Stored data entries
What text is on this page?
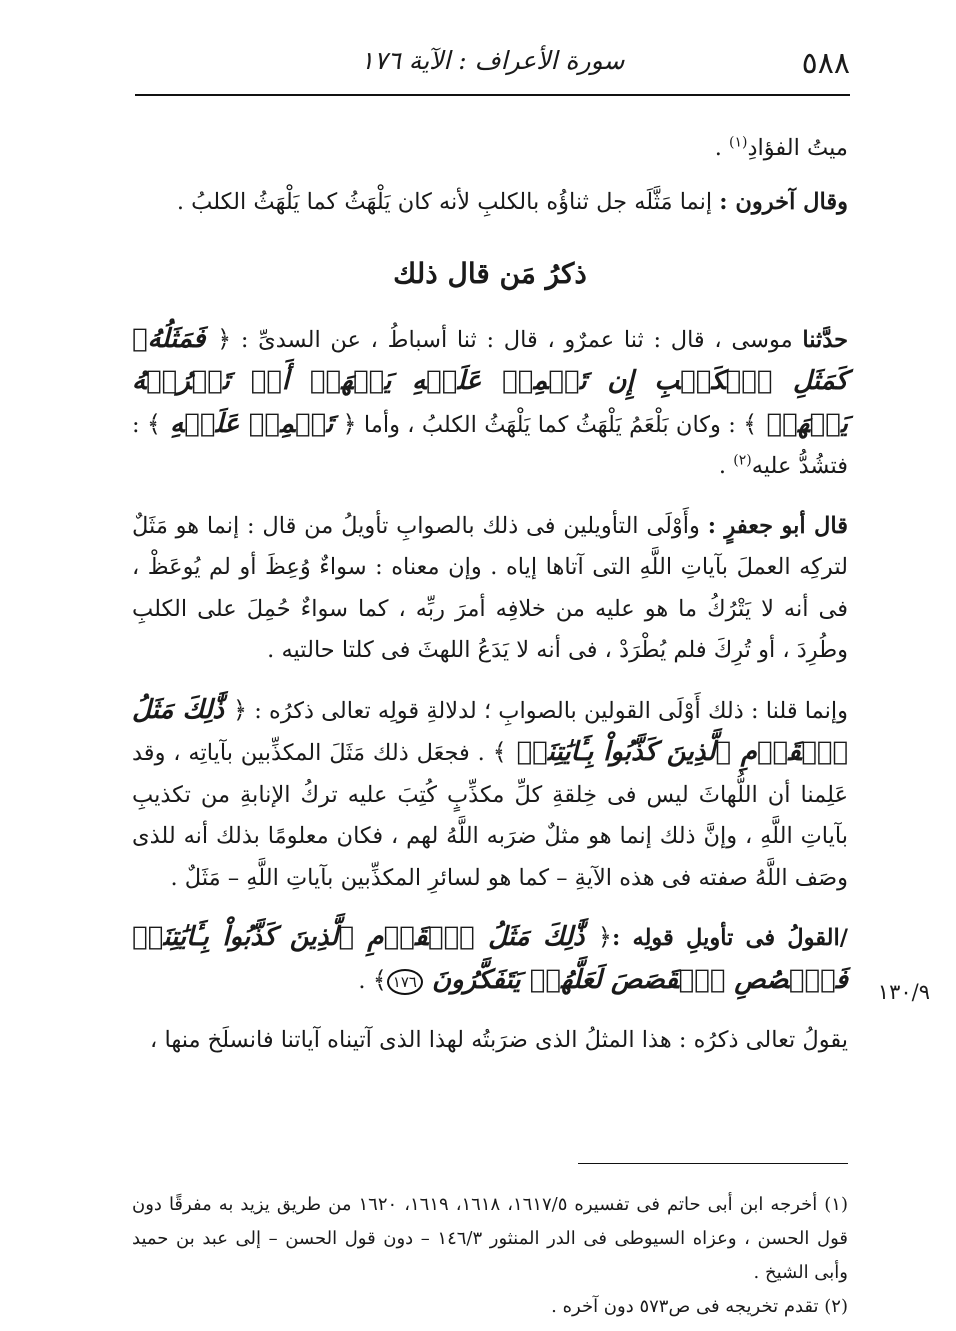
٥٨٨
سورة الأعراف : الآية ١٧٦

ميتُ الفؤادِ$^{(١)}$ .

وقال آخرون : إنما مَثَّلَه جل ثناؤُه بالكلبِ لأنه كان يَلْهَثُ كما يَلْهَثُ الكلبُ .

ذكرُ مَن قال ذلك

حدَّثنا موسى ، قال : ثنا عمرٌو ، قال : ثنا أسباطُ ، عن السدىِّ : ﴿ فَمَثَلُهُۥ كَمَثَلِ ٱلۡكَلۡبِ إِن تَحۡمِلۡ عَلَيۡهِ يَلۡهَثۡ أَوۡ تَتۡرُكۡهُ يَلۡهَثۚ ﴾ : وكان بَلْعَمُ يَلْهَثُ كما يَلْهَثُ الكلبُ ، وأما ﴿ تَحۡمِلۡ عَلَيۡهِ ﴾ : فتشُدُّ عليه$^{(٢)}$ .

قال أبو جعفرٍ : وأَوْلَى التأويلين فى ذلك بالصوابِ تأويلُ من قال : إنما هو مَثَلٌ لتركِه العملَ بآياتِ اللَّهِ التى آتاها إياه . وإن معناه : سواءٌ وُعِظَ أو لم يُوعَظْ ، فى أنه لا يَتْرُكُ ما هو عليه من خلافِه أمرَ ربِّه ، كما سواءٌ حُمِلَ على الكلبِ وطُرِدَ ، أو تُرِكَ فلم يُطْرَدْ ، فى أنه لا يَدَعُ اللهثَ فى كلتا حالتيه .

وإنما قلنا : ذلك أَوْلَى القولين بالصوابِ ؛ لدلالةِ قولِه تعالى ذكرُه : ﴿ ذَّٰلِكَ مَثَلُ ٱلۡقَوۡمِ ٱلَّذِينَ كَذَّبُواْ بِـَٔايَٰتِنَاۚ ﴾ . فجعَل ذلك مَثَلَ المكذِّبين بآياتِه ، وقد عَلِمنا أن اللُّهاثَ ليس فى خِلقةِ كلِّ مكذِّبٍ كُتِبَ عليه تركُ الإنابةِ من تكذيبِ بآياتِ اللَّهِ ، وإنَّ ذلك إنما هو مثلٌ ضرَبه اللَّهُ لهم ، فكان معلومًا بذلك أنه للذى وصَف اللَّهُ صفته فى هذه الآيةِ – كما هو لسائرِ المكذِّبين بآياتِ اللَّهِ – مَثَلٌ .

/القولُ فى تأويلِ قولِه :﴿ ذَّٰلِكَ مَثَلُ ٱلۡقَوۡمِ ٱلَّذِينَ كَذَّبُواْ بِـَٔايَٰتِنَاۚ فَٱقۡصُصِ ٱلۡقَصَصَ لَعَلَّهُمۡ يَتَفَكَّرُونَ ١٧٦﴾ .

يقولُ تعالى ذكرُه : هذا المثلُ الذى ضرَبتُه لهذا الذى آتيناه آياتنا فانسلَخ منها ،

١٣٠/٩

(١) أخرجه ابن أبى حاتم فى تفسيره ١٦١٧/٥، ١٦١٨، ١٦١٩، ١٦٢٠ من طريق يزيد به مفرقًا دون قول الحسن ، وعزاه السيوطى فى الدر المنثور ١٤٦/٣ – دون قول الحسن – إلى عبد بن حميد وأبى الشيخ .

(٢) تقدم تخريجه فى ص٥٧٣ دون آخره .
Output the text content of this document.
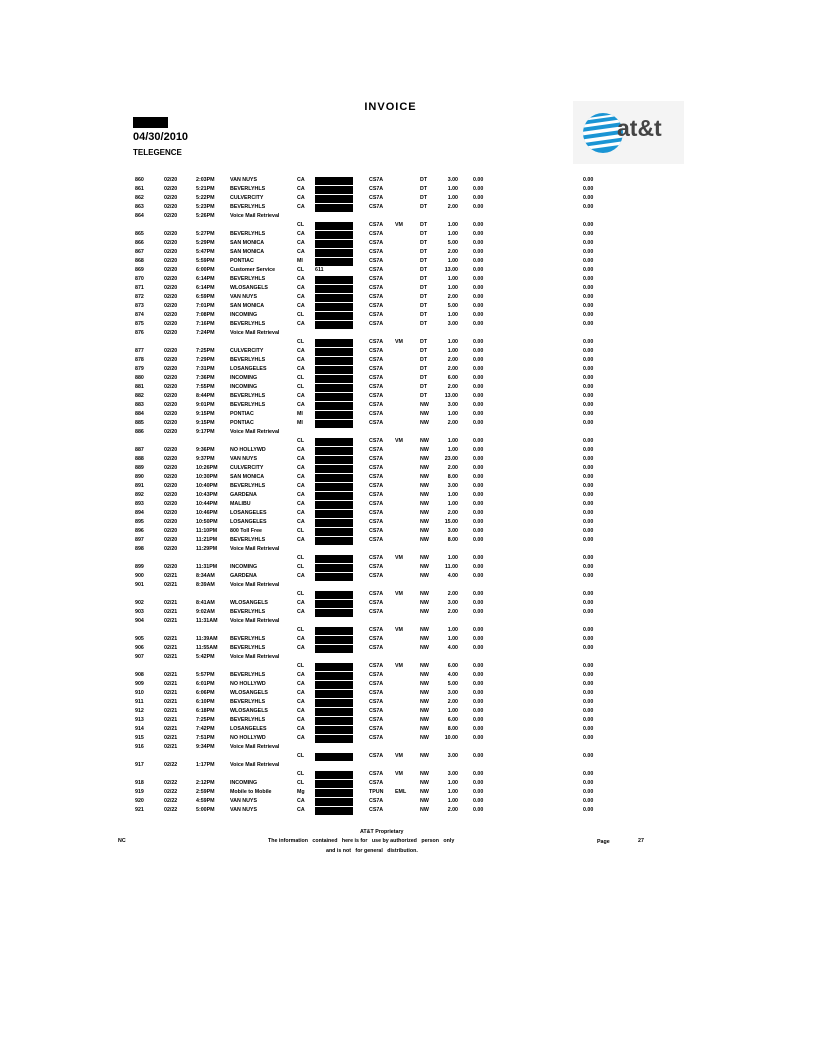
INVOICE
04/30/2010
TELEGENCE
at&t
860	02/20	2:03PM	VAN NUYS	CA	CS7A	DT	3.00	0.00	0.00
861	02/20	5:21PM	BEVERLYHLS	CA	CS7A	DT	1.00	0.00	0.00
862	02/20	5:22PM	CULVERCITY	CA	CS7A	DT	1.00	0.00	0.00
863	02/20	5:23PM	BEVERLYHLS	CA	CS7A	DT	2.00	0.00	0.00
864	02/20	5:26PM	Voice Mail Retrieval
CL	CS7A VM	DT	1.00	0.00	0.00
865	02/20	5:27PM	BEVERLYHLS	CA	CS7A	DT	1.00	0.00	0.00
866	02/20	5:29PM	SAN MONICA	CA	CS7A	DT	5.00	0.00	0.00
867	02/20	5:47PM	SAN MONICA	CA	CS7A	DT	2.00	0.00	0.00
868	02/20	5:59PM	PONTIAC	MI	CS7A	DT	1.00	0.00	0.00
869	02/20	6:00PM	Customer Service	CL 611	CS7A	DT	13.00	0.00	0.00
870	02/20	6:14PM	BEVERLYHLS	CA	CS7A	DT	1.00	0.00	0.00
871	02/20	6:14PM	WLOSANGELS	CA	CS7A	DT	1.00	0.00	0.00
872	02/20	6:59PM	VAN NUYS	CA	CS7A	DT	2.00	0.00	0.00
873	02/20	7:01PM	SAN MONICA	CA	CS7A	DT	5.00	0.00	0.00
874	02/20	7:08PM	INCOMING	CL	CS7A	DT	1.00	0.00	0.00
875	02/20	7:16PM	BEVERLYHLS	CA	CS7A	DT	3.00	0.00	0.00
876	02/20	7:24PM	Voice Mail Retrieval
CL	CS7A VM	DT	1.00	0.00	0.00
877	02/20	7:25PM	CULVERCITY	CA	CS7A	DT	1.00	0.00	0.00
878	02/20	7:29PM	BEVERLYHLS	CA	CS7A	DT	2.00	0.00	0.00
879	02/20	7:31PM	LOSANGELES	CA	CS7A	DT	2.00	0.00	0.00
880	02/20	7:36PM	INCOMING	CL	CS7A	DT	6.00	0.00	0.00
881	02/20	7:55PM	INCOMING	CL	CS7A	DT	2.00	0.00	0.00
882	02/20	8:44PM	BEVERLYHLS	CA	CS7A	DT	13.00	0.00	0.00
883	02/20	9:01PM	BEVERLYHLS	CA	CS7A	NW	3.00	0.00	0.00
884	02/20	9:15PM	PONTIAC	MI	CS7A	NW	1.00	0.00	0.00
885	02/20	9:15PM	PONTIAC	MI	CS7A	NW	2.00	0.00	0.00
886	02/20	9:17PM	Voice Mail Retrieval
CL	CS7A VM	NW	1.00	0.00	0.00
887	02/20	9:36PM	NO HOLLYWD	CA	CS7A	NW	1.00	0.00	0.00
888	02/20	9:37PM	VAN NUYS	CA	CS7A	NW	23.00	0.00	0.00
889	02/20	10:26PM CULVERCITY	CA	CS7A	NW	2.00	0.00	0.00
890	02/20	10:30PM SAN MONICA	CA	CS7A	NW	8.00	0.00	0.00
891	02/20	10:40PM BEVERLYHLS	CA	CS7A	NW	3.00	0.00	0.00
892	02/20	10:43PM GARDENA	CA	CS7A	NW	1.00	0.00	0.00
893	02/20	10:44PM MALIBU	CA	CS7A	NW	1.00	0.00	0.00
894	02/20	10:46PM LOSANGELES	CA	CS7A	NW	2.00	0.00	0.00
895	02/20	10:50PM LOSANGELES	CA	CS7A	NW	15.00	0.00	0.00
896	02/20	11:10PM 800 Toll Free	CL	CS7A	NW	3.00	0.00	0.00
897	02/20	11:21PM BEVERLYHLS	CA	CS7A	NW	8.00	0.00	0.00
898	02/20	11:29PM Voice Mail Retrieval
CL	CS7A VM	NW	1.00	0.00	0.00
899	02/20	11:31PM INCOMING	CL	CS7A	NW	11.00	0.00	0.00
900	02/21	8:34AM	GARDENA	CA	CS7A	NW	4.00	0.00	0.00
901	02/21	8:39AM	Voice Mail Retrieval
CL	CS7A VM	NW	2.00	0.00	0.00
902	02/21	8:41AM	WLOSANGELS	CA	CS7A	NW	3.00	0.00	0.00
903	02/21	9:02AM	BEVERLYHLS	CA	CS7A	NW	2.00	0.00	0.00
904	02/21	11:31AM Voice Mail Retrieval
CL	CS7A VM	NW	1.00	0.00	0.00
905	02/21	11:39AM BEVERLYHLS	CA	CS7A	NW	1.00	0.00	0.00
906	02/21	11:55AM BEVERLYHLS	CA	CS7A	NW	4.00	0.00	0.00
907	02/21	5:42PM	Voice Mail Retrieval
CL	CS7A VM	NW	6.00	0.00	0.00
908	02/21	5:57PM	BEVERLYHLS	CA	CS7A	NW	4.00	0.00	0.00
909	02/21	6:01PM	NO HOLLYWD	CA	CS7A	NW	5.00	0.00	0.00
910	02/21	6:06PM	WLOSANGELS	CA	CS7A	NW	3.00	0.00	0.00
911	02/21	6:10PM	BEVERLYHLS	CA	CS7A	NW	2.00	0.00	0.00
912	02/21	6:18PM	WLOSANGELS	CA	CS7A	NW	1.00	0.00	0.00
913	02/21	7:25PM	BEVERLYHLS	CA	CS7A	NW	6.00	0.00	0.00
914	02/21	7:42PM	LOSANGELES	CA	CS7A	NW	8.00	0.00	0.00
915	02/21	7:51PM	NO HOLLYWD	CA	CS7A	NW	10.00	0.00	0.00
916	02/21	9:34PM	Voice Mail Retrieval
CL	CS7A VM	NW	3.00	0.00	0.00
917	02/22	1:17PM	Voice Mail Retrieval
CL	CS7A VM	NW	3.00	0.00	0.00
918	02/22	2:12PM	INCOMING	CL	CS7A	NW	1.00	0.00	0.00
919	02/22	2:59PM	Mobile to Mobile	Mg	TPUN EML	NW	1.00	0.00	0.00
920	02/22	4:59PM	VAN NUYS	CA	CS7A	NW	1.00	0.00	0.00
921	02/22	5:00PM	VAN NUYS	CA	CS7A	NW	2.00	0.00	0.00
AT&T Proprietary
NC	The information   contained   here is for   use by authorized   person   only
and is not   for general   distribution.
Page	27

SHORT PROBLEM
Pick out the lines containing the string "text" and show them.

SOLUTION TO THE PROBLEM
What text is on this page?
Output the text content of this document.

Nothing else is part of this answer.